EXERCISE DIRECTIONS => Search the data for the word "CONFIGURATION" and copy every line where it occurs.

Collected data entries
= = =
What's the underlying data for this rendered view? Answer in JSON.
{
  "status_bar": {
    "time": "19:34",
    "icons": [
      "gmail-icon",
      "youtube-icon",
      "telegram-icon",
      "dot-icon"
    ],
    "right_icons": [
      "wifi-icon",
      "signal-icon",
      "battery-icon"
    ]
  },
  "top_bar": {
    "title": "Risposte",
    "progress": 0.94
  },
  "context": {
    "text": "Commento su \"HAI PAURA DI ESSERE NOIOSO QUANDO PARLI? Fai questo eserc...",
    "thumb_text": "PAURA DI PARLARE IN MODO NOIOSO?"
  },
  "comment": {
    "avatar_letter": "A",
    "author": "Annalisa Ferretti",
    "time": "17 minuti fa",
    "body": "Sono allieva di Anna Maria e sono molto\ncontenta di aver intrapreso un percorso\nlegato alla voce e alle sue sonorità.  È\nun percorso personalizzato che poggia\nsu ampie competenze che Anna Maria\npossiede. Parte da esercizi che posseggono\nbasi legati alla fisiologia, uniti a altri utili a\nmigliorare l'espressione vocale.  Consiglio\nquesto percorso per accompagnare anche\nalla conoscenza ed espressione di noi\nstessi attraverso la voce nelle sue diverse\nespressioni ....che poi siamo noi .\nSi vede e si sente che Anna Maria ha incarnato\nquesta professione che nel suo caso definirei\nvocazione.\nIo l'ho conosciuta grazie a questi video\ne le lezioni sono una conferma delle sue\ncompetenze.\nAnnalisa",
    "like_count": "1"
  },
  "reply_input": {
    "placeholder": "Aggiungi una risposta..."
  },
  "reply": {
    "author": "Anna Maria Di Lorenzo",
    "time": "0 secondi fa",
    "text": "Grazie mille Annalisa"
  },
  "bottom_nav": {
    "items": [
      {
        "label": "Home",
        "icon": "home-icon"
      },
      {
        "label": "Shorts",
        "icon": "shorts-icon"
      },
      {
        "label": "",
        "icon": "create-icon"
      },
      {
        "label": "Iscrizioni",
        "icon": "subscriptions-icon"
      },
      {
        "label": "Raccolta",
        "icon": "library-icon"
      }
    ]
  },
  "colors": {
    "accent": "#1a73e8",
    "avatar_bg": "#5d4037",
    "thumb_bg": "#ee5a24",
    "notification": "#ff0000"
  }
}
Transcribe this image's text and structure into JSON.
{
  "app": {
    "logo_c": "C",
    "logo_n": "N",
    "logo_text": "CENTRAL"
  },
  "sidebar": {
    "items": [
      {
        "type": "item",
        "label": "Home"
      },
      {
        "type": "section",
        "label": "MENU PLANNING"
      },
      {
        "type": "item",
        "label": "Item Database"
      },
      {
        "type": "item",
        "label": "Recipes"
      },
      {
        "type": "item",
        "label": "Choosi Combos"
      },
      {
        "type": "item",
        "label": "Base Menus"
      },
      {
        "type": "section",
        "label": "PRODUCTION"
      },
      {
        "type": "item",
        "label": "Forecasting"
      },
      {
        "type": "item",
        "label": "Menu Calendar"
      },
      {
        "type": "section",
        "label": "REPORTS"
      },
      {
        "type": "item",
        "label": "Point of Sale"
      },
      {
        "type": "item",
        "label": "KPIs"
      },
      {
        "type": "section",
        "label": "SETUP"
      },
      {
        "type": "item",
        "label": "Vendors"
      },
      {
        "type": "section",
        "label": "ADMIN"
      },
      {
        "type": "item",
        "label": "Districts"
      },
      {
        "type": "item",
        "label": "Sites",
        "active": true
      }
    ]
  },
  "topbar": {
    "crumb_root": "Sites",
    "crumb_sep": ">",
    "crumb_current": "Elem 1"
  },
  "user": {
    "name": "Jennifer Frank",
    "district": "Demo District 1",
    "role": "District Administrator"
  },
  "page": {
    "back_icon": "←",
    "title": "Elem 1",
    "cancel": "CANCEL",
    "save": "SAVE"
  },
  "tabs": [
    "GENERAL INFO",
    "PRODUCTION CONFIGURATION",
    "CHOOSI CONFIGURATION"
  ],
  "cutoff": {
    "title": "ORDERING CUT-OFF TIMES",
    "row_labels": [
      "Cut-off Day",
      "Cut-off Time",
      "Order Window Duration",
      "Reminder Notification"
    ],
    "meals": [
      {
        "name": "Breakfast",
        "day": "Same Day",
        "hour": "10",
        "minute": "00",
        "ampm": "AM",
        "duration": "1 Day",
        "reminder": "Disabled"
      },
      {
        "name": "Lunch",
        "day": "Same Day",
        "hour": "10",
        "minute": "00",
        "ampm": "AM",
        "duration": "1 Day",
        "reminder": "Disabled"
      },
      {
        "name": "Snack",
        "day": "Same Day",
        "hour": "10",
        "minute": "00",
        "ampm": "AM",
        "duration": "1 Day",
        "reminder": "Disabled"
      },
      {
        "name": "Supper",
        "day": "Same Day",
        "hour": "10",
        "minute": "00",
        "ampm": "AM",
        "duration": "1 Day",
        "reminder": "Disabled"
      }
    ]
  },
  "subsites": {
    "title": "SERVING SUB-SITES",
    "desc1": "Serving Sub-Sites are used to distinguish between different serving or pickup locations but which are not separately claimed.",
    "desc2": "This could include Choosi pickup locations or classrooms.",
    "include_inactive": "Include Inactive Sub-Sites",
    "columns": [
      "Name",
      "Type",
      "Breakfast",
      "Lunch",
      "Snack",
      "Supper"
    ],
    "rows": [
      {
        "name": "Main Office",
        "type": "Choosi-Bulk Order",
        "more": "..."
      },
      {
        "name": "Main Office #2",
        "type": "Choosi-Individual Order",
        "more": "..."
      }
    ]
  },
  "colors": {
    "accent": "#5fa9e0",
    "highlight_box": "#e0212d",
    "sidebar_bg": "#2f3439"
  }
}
= = =
RESULT BELOW =>
    "PRODUCTION CONFIGURATION",
    "CHOOSI CONFIGURATION"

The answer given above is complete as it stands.